- DIRECTIVE -
Each entry needs to be restated exactly as written.

Extracted records:
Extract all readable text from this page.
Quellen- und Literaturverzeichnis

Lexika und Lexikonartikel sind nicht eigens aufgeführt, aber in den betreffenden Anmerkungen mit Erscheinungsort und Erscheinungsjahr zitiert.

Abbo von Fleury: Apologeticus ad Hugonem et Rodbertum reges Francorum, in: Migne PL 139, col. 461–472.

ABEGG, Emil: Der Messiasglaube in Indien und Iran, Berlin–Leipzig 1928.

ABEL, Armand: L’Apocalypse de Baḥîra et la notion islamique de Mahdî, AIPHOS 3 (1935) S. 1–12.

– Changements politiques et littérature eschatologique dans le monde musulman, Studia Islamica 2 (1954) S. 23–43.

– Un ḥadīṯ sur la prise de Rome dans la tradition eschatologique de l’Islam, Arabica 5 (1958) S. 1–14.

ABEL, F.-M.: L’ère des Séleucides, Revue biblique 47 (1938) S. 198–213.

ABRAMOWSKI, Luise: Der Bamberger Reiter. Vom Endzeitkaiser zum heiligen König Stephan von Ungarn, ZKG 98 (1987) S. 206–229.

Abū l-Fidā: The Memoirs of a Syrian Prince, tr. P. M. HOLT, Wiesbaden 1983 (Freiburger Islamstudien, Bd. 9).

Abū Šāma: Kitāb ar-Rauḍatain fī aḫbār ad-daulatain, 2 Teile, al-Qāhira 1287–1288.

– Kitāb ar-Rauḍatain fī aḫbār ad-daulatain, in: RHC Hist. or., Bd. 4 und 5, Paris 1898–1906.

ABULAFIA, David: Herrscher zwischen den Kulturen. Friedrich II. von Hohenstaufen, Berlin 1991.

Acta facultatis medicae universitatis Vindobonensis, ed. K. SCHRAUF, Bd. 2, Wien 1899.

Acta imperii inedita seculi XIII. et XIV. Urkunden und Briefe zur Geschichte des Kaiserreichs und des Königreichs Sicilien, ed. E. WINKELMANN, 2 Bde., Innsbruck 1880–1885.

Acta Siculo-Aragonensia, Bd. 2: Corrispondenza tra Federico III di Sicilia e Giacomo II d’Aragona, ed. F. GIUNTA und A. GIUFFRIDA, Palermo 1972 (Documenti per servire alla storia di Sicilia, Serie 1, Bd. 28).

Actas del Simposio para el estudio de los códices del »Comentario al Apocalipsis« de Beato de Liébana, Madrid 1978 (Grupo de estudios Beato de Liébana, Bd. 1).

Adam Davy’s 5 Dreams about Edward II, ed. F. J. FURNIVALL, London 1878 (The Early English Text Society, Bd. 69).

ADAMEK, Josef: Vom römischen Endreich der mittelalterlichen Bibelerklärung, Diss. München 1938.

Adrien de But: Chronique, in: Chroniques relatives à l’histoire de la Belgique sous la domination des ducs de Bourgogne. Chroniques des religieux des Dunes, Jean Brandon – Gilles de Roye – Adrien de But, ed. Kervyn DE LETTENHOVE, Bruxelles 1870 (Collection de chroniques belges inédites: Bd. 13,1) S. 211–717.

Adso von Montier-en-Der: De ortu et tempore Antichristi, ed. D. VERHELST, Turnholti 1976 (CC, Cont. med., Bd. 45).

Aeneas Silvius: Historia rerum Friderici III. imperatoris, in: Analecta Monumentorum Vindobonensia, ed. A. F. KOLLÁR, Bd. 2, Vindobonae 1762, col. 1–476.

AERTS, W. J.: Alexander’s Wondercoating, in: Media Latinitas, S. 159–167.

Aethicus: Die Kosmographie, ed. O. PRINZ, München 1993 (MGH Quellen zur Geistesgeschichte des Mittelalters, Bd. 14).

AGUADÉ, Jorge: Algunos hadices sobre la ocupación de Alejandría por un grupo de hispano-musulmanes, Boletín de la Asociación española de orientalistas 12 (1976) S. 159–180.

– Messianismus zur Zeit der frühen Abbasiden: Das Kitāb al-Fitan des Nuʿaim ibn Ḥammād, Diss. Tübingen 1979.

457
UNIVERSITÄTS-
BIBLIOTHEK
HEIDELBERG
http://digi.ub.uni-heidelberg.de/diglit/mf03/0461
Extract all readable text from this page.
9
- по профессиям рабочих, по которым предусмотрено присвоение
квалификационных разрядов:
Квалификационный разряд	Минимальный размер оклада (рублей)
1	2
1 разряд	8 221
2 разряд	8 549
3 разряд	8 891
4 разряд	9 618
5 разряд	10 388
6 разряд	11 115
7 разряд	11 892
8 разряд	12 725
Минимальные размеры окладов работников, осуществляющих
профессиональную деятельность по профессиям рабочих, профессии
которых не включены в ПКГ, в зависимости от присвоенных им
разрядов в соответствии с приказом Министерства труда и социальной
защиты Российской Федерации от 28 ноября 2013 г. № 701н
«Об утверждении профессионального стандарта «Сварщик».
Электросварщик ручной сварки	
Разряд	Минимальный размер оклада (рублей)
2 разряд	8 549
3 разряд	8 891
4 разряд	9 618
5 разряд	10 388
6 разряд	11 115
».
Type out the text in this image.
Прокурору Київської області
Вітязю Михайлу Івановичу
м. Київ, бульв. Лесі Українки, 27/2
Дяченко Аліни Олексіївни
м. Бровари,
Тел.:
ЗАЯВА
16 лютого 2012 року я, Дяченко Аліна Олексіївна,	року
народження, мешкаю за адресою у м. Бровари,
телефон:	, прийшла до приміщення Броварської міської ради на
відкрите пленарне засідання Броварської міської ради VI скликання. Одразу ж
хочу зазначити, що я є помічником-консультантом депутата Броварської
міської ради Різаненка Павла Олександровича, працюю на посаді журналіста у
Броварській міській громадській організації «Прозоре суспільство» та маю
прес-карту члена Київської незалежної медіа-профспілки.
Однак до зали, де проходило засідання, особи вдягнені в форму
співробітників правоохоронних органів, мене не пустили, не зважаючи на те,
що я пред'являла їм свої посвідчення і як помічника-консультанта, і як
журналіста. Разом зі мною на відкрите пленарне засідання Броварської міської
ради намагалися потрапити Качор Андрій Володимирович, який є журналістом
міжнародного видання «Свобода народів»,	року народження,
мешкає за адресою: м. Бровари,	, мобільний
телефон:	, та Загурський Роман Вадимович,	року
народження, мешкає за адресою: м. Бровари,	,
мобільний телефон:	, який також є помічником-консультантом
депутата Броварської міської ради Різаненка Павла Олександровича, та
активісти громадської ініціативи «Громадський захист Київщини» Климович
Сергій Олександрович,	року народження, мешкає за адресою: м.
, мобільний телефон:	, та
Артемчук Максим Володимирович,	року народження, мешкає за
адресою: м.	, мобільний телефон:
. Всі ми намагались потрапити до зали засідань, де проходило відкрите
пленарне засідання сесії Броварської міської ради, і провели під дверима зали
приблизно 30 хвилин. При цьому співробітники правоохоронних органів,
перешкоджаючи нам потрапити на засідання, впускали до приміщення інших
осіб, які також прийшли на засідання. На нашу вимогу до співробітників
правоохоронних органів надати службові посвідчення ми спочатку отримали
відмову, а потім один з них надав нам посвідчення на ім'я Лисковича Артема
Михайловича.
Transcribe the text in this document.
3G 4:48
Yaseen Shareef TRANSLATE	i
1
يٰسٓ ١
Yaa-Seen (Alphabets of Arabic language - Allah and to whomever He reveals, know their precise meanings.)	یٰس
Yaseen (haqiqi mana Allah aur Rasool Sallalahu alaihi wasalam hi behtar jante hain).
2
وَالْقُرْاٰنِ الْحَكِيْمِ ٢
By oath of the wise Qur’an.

- COMPLETE RESPONSE -
Extract all readable text from this page.
Quellen- und Literaturverzeichnis

Lexika und Lexikonartikel sind nicht eigens aufgeführt, aber in den betreffenden Anmerkungen mit Erscheinungsort und Erscheinungsjahr zitiert.

Abbo von Fleury: Apologeticus ad Hugonem et Rodbertum reges Francorum, in: Migne PL 139, col. 461–472.

ABEGG, Emil: Der Messiasglaube in Indien und Iran, Berlin–Leipzig 1928.

ABEL, Armand: L’Apocalypse de Baḥîra et la notion islamique de Mahdî, AIPHOS 3 (1935) S. 1–12.

– Changements politiques et littérature eschatologique dans le monde musulman, Studia Islamica 2 (1954) S. 23–43.

– Un ḥadīṯ sur la prise de Rome dans la tradition eschatologique de l’Islam, Arabica 5 (1958) S. 1–14.

ABEL, F.-M.: L’ère des Séleucides, Revue biblique 47 (1938) S. 198–213.

ABRAMOWSKI, Luise: Der Bamberger Reiter. Vom Endzeitkaiser zum heiligen König Stephan von Ungarn, ZKG 98 (1987) S. 206–229.

Abū l-Fidā: The Memoirs of a Syrian Prince, tr. P. M. HOLT, Wiesbaden 1983 (Freiburger Islamstudien, Bd. 9).

Abū Šāma: Kitāb ar-Rauḍatain fī aḫbār ad-daulatain, 2 Teile, al-Qāhira 1287–1288.

– Kitāb ar-Rauḍatain fī aḫbār ad-daulatain, in: RHC Hist. or., Bd. 4 und 5, Paris 1898–1906.

ABULAFIA, David: Herrscher zwischen den Kulturen. Friedrich II. von Hohenstaufen, Berlin 1991.

Acta facultatis medicae universitatis Vindobonensis, ed. K. SCHRAUF, Bd. 2, Wien 1899.

Acta imperii inedita seculi XIII. et XIV. Urkunden und Briefe zur Geschichte des Kaiserreichs und des Königreichs Sicilien, ed. E. WINKELMANN, 2 Bde., Innsbruck 1880–1885.

Acta Siculo-Aragonensia, Bd. 2: Corrispondenza tra Federico III di Sicilia e Giacomo II d’Aragona, ed. F. GIUNTA und A. GIUFFRIDA, Palermo 1972 (Documenti per servire alla storia di Sicilia, Serie 1, Bd. 28).

Actas del Simposio para el estudio de los códices del »Comentario al Apocalipsis« de Beato de Liébana, Madrid 1978 (Grupo de estudios Beato de Liébana, Bd. 1).

Adam Davy’s 5 Dreams about Edward II, ed. F. J. FURNIVALL, London 1878 (The Early English Text Society, Bd. 69).

ADAMEK, Josef: Vom römischen Endreich der mittelalterlichen Bibelerklärung, Diss. München 1938.

Adrien de But: Chronique, in: Chroniques relatives à l’histoire de la Belgique sous la domination des ducs de Bourgogne. Chroniques des religieux des Dunes, Jean Brandon – Gilles de Roye – Adrien de But, ed. Kervyn DE LETTENHOVE, Bruxelles 1870 (Collection de chroniques belges inédites: Bd. 13,1) S. 211–717.

Adso von Montier-en-Der: De ortu et tempore Antichristi, ed. D. VERHELST, Turnholti 1976 (CC, Cont. med., Bd. 45).

Aeneas Silvius: Historia rerum Friderici III. imperatoris, in: Analecta Monumentorum Vindobonensia, ed. A. F. KOLLÁR, Bd. 2, Vindobonae 1762, col. 1–476.

AERTS, W. J.: Alexander’s Wondercoating, in: Media Latinitas, S. 159–167.

Aethicus: Die Kosmographie, ed. O. PRINZ, München 1993 (MGH Quellen zur Geistesgeschichte des Mittelalters, Bd. 14).

AGUADÉ, Jorge: Algunos hadices sobre la ocupación de Alejandría por un grupo de hispano-musulmanes, Boletín de la Asociación española de orientalistas 12 (1976) S. 159–180.

– Messianismus zur Zeit der frühen Abbasiden: Das Kitāb al-Fitan des Nuʿaim ibn Ḥammād, Diss. Tübingen 1979.

457
UNIVERSITÄTS-
BIBLIOTHEK
HEIDELBERG
http://digi.ub.uni-heidelberg.de/diglit/mf03/0461
Extract all readable text from this page.
9
- по профессиям рабочих, по которым предусмотрено присвоение
квалификационных разрядов:
Квалификационный разряд	Минимальный размер оклада (рублей)
1	2
1 разряд	8 221
2 разряд	8 549
3 разряд	8 891
4 разряд	9 618
5 разряд	10 388
6 разряд	11 115
7 разряд	11 892
8 разряд	12 725
Минимальные размеры окладов работников, осуществляющих
профессиональную деятельность по профессиям рабочих, профессии
которых не включены в ПКГ, в зависимости от присвоенных им
разрядов в соответствии с приказом Министерства труда и социальной
защиты Российской Федерации от 28 ноября 2013 г. № 701н
«Об утверждении профессионального стандарта «Сварщик».
Электросварщик ручной сварки	
Разряд	Минимальный размер оклада (рублей)
2 разряд	8 549
3 разряд	8 891
4 разряд	9 618
5 разряд	10 388
6 разряд	11 115
».
Type out the text in this image.
Прокурору Київської області
Вітязю Михайлу Івановичу
м. Київ, бульв. Лесі Українки, 27/2
Дяченко Аліни Олексіївни
м. Бровари,
Тел.:
ЗАЯВА
16 лютого 2012 року я, Дяченко Аліна Олексіївна,	року
народження, мешкаю за адресою у м. Бровари,
телефон:	, прийшла до приміщення Броварської міської ради на
відкрите пленарне засідання Броварської міської ради VI скликання. Одразу ж
хочу зазначити, що я є помічником-консультантом депутата Броварської
міської ради Різаненка Павла Олександровича, працюю на посаді журналіста у
Броварській міській громадській організації «Прозоре суспільство» та маю
прес-карту члена Київської незалежної медіа-профспілки.
Однак до зали, де проходило засідання, особи вдягнені в форму
співробітників правоохоронних органів, мене не пустили, не зважаючи на те,
що я пред'являла їм свої посвідчення і як помічника-консультанта, і як
журналіста. Разом зі мною на відкрите пленарне засідання Броварської міської
ради намагалися потрапити Качор Андрій Володимирович, який є журналістом
міжнародного видання «Свобода народів»,	року народження,
мешкає за адресою: м. Бровари,	, мобільний
телефон:	, та Загурський Роман Вадимович,	року
народження, мешкає за адресою: м. Бровари,	,
мобільний телефон:	, який також є помічником-консультантом
депутата Броварської міської ради Різаненка Павла Олександровича, та
активісти громадської ініціативи «Громадський захист Київщини» Климович
Сергій Олександрович,	року народження, мешкає за адресою: м.
, мобільний телефон:	, та
Артемчук Максим Володимирович,	року народження, мешкає за
адресою: м.	, мобільний телефон:
. Всі ми намагались потрапити до зали засідань, де проходило відкрите
пленарне засідання сесії Броварської міської ради, і провели під дверима зали
приблизно 30 хвилин. При цьому співробітники правоохоронних органів,
перешкоджаючи нам потрапити на засідання, впускали до приміщення інших
осіб, які також прийшли на засідання. На нашу вимогу до співробітників
правоохоронних органів надати службові посвідчення ми спочатку отримали
відмову, а потім один з них надав нам посвідчення на ім'я Лисковича Артема
Михайловича.
Transcribe the text in this document.
3G 4:48
Yaseen Shareef TRANSLATE	i
1
يٰسٓ ١
Yaa-Seen (Alphabets of Arabic language - Allah and to whomever He reveals, know their precise meanings.)	یٰس
Yaseen (haqiqi mana Allah aur Rasool Sallalahu alaihi wasalam hi behtar jante hain).
2
وَالْقُرْاٰنِ الْحَكِيْمِ ٢
By oath of the wise Qur’an.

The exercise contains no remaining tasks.